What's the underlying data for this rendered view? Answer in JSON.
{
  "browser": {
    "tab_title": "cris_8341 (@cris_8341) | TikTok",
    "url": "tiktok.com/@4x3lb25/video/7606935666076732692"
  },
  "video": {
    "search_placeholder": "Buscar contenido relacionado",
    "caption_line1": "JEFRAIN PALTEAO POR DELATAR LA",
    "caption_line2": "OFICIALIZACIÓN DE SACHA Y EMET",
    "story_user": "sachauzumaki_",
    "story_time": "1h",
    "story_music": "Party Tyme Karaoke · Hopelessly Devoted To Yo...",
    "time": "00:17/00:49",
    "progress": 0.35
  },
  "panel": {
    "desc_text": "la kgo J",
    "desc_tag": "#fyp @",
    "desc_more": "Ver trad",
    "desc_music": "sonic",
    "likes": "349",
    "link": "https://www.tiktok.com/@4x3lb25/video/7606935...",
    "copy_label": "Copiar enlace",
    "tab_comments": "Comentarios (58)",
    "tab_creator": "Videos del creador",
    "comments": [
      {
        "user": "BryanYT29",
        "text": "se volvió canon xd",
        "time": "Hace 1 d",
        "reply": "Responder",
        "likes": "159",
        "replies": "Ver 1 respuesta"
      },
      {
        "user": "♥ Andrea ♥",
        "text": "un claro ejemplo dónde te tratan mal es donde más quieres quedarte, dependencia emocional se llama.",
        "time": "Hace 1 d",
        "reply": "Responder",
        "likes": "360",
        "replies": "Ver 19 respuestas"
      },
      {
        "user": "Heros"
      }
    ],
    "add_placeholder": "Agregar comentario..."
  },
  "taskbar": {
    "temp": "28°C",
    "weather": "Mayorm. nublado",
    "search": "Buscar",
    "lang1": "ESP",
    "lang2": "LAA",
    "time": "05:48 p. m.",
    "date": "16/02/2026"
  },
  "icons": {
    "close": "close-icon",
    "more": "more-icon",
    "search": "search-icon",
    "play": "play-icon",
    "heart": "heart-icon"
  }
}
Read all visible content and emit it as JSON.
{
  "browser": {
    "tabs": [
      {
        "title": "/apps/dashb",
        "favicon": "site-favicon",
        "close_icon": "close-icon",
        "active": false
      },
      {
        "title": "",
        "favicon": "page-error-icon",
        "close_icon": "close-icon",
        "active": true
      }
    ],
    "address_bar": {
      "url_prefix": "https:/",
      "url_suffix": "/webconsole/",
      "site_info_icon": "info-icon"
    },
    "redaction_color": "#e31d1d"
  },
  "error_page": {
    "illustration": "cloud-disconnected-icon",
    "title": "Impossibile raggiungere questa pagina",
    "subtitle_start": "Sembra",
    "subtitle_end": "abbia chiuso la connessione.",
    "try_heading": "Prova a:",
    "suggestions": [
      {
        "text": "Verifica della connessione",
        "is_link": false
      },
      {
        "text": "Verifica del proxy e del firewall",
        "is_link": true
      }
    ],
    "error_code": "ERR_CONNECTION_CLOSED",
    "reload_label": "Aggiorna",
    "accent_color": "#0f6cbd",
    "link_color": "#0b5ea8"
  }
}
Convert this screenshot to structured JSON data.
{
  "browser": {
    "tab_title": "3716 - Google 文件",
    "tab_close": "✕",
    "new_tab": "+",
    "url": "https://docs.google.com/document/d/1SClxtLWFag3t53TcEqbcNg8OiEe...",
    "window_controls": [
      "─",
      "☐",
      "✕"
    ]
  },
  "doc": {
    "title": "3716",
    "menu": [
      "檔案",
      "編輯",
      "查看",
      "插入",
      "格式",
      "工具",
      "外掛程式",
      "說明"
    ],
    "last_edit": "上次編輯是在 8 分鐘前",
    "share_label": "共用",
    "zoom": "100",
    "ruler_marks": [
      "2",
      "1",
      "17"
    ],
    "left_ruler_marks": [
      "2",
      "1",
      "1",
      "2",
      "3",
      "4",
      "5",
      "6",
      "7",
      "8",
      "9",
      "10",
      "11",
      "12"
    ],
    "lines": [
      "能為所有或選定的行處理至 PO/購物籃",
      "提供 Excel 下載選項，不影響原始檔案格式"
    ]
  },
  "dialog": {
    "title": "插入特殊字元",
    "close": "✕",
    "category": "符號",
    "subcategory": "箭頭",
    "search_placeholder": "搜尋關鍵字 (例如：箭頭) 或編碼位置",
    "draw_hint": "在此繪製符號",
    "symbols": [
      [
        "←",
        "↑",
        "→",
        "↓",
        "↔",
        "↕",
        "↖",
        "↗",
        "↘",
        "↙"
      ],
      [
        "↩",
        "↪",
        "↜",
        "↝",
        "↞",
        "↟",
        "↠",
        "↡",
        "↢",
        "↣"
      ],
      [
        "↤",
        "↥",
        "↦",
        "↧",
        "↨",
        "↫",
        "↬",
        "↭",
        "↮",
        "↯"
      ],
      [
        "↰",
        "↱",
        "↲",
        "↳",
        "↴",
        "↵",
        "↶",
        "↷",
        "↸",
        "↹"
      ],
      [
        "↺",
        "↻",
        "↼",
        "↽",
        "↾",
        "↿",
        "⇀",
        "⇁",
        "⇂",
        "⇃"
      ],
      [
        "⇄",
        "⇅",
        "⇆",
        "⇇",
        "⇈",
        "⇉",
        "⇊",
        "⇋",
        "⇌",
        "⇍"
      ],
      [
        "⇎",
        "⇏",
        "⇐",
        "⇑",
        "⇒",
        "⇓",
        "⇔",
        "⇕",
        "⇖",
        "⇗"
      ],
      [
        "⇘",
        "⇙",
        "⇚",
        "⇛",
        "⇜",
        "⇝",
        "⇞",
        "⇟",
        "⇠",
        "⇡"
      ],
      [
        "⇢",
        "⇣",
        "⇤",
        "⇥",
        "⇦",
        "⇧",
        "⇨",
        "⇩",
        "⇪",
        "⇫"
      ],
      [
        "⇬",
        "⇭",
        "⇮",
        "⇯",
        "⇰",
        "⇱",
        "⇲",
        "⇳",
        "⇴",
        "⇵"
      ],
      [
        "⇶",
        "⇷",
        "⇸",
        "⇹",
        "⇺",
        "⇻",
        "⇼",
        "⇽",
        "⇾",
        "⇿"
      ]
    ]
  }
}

━━━━

> [Set exercise]:
Produce an exact copy of the whole listing.

> [The output]:
What's the underlying data for this rendered view? Answer in JSON.
{
  "browser": {
    "tab_title": "cris_8341 (@cris_8341) | TikTok",
    "url": "tiktok.com/@4x3lb25/video/7606935666076732692"
  },
  "video": {
    "search_placeholder": "Buscar contenido relacionado",
    "caption_line1": "JEFRAIN PALTEAO POR DELATAR LA",
    "caption_line2": "OFICIALIZACIÓN DE SACHA Y EMET",
    "story_user": "sachauzumaki_",
    "story_time": "1h",
    "story_music": "Party Tyme Karaoke · Hopelessly Devoted To Yo...",
    "time": "00:17/00:49",
    "progress": 0.35
  },
  "panel": {
    "desc_text": "la kgo J",
    "desc_tag": "#fyp @",
    "desc_more": "Ver trad",
    "desc_music": "sonic",
    "likes": "349",
    "link": "https://www.tiktok.com/@4x3lb25/video/7606935...",
    "copy_label": "Copiar enlace",
    "tab_comments": "Comentarios (58)",
    "tab_creator": "Videos del creador",
    "comments": [
      {
        "user": "BryanYT29",
        "text": "se volvió canon xd",
        "time": "Hace 1 d",
        "reply": "Responder",
        "likes": "159",
        "replies": "Ver 1 respuesta"
      },
      {
        "user": "♥ Andrea ♥",
        "text": "un claro ejemplo dónde te tratan mal es donde más quieres quedarte, dependencia emocional se llama.",
        "time": "Hace 1 d",
        "reply": "Responder",
        "likes": "360",
        "replies": "Ver 19 respuestas"
      },
      {
        "user": "Heros"
      }
    ],
    "add_placeholder": "Agregar comentario..."
  },
  "taskbar": {
    "temp": "28°C",
    "weather": "Mayorm. nublado",
    "search": "Buscar",
    "lang1": "ESP",
    "lang2": "LAA",
    "time": "05:48 p. m.",
    "date": "16/02/2026"
  },
  "icons": {
    "close": "close-icon",
    "more": "more-icon",
    "search": "search-icon",
    "play": "play-icon",
    "heart": "heart-icon"
  }
}
Read all visible content and emit it as JSON.
{
  "browser": {
    "tabs": [
      {
        "title": "/apps/dashb",
        "favicon": "site-favicon",
        "close_icon": "close-icon",
        "active": false
      },
      {
        "title": "",
        "favicon": "page-error-icon",
        "close_icon": "close-icon",
        "active": true
      }
    ],
    "address_bar": {
      "url_prefix": "https:/",
      "url_suffix": "/webconsole/",
      "site_info_icon": "info-icon"
    },
    "redaction_color": "#e31d1d"
  },
  "error_page": {
    "illustration": "cloud-disconnected-icon",
    "title": "Impossibile raggiungere questa pagina",
    "subtitle_start": "Sembra",
    "subtitle_end": "abbia chiuso la connessione.",
    "try_heading": "Prova a:",
    "suggestions": [
      {
        "text": "Verifica della connessione",
        "is_link": false
      },
      {
        "text": "Verifica del proxy e del firewall",
        "is_link": true
      }
    ],
    "error_code": "ERR_CONNECTION_CLOSED",
    "reload_label": "Aggiorna",
    "accent_color": "#0f6cbd",
    "link_color": "#0b5ea8"
  }
}
Convert this screenshot to structured JSON data.
{
  "browser": {
    "tab_title": "3716 - Google 文件",
    "tab_close": "✕",
    "new_tab": "+",
    "url": "https://docs.google.com/document/d/1SClxtLWFag3t53TcEqbcNg8OiEe...",
    "window_controls": [
      "─",
      "☐",
      "✕"
    ]
  },
  "doc": {
    "title": "3716",
    "menu": [
      "檔案",
      "編輯",
      "查看",
      "插入",
      "格式",
      "工具",
      "外掛程式",
      "說明"
    ],
    "last_edit": "上次編輯是在 8 分鐘前",
    "share_label": "共用",
    "zoom": "100",
    "ruler_marks": [
      "2",
      "1",
      "17"
    ],
    "left_ruler_marks": [
      "2",
      "1",
      "1",
      "2",
      "3",
      "4",
      "5",
      "6",
      "7",
      "8",
      "9",
      "10",
      "11",
      "12"
    ],
    "lines": [
      "能為所有或選定的行處理至 PO/購物籃",
      "提供 Excel 下載選項，不影響原始檔案格式"
    ]
  },
  "dialog": {
    "title": "插入特殊字元",
    "close": "✕",
    "category": "符號",
    "subcategory": "箭頭",
    "search_placeholder": "搜尋關鍵字 (例如：箭頭) 或編碼位置",
    "draw_hint": "在此繪製符號",
    "symbols": [
      [
        "←",
        "↑",
        "→",
        "↓",
        "↔",
        "↕",
        "↖",
        "↗",
        "↘",
        "↙"
      ],
      [
        "↩",
        "↪",
        "↜",
        "↝",
        "↞",
        "↟",
        "↠",
        "↡",
        "↢",
        "↣"
      ],
      [
        "↤",
        "↥",
        "↦",
        "↧",
        "↨",
        "↫",
        "↬",
        "↭",
        "↮",
        "↯"
      ],
      [
        "↰",
        "↱",
        "↲",
        "↳",
        "↴",
        "↵",
        "↶",
        "↷",
        "↸",
        "↹"
      ],
      [
        "↺",
        "↻",
        "↼",
        "↽",
        "↾",
        "↿",
        "⇀",
        "⇁",
        "⇂",
        "⇃"
      ],
      [
        "⇄",
        "⇅",
        "⇆",
        "⇇",
        "⇈",
        "⇉",
        "⇊",
        "⇋",
        "⇌",
        "⇍"
      ],
      [
        "⇎",
        "⇏",
        "⇐",
        "⇑",
        "⇒",
        "⇓",
        "⇔",
        "⇕",
        "⇖",
        "⇗"
      ],
      [
        "⇘",
        "⇙",
        "⇚",
        "⇛",
        "⇜",
        "⇝",
        "⇞",
        "⇟",
        "⇠",
        "⇡"
      ],
      [
        "⇢",
        "⇣",
        "⇤",
        "⇥",
        "⇦",
        "⇧",
        "⇨",
        "⇩",
        "⇪",
        "⇫"
      ],
      [
        "⇬",
        "⇭",
        "⇮",
        "⇯",
        "⇰",
        "⇱",
        "⇲",
        "⇳",
        "⇴",
        "⇵"
      ],
      [
        "⇶",
        "⇷",
        "⇸",
        "⇹",
        "⇺",
        "⇻",
        "⇼",
        "⇽",
        "⇾",
        "⇿"
      ]
    ]
  }
}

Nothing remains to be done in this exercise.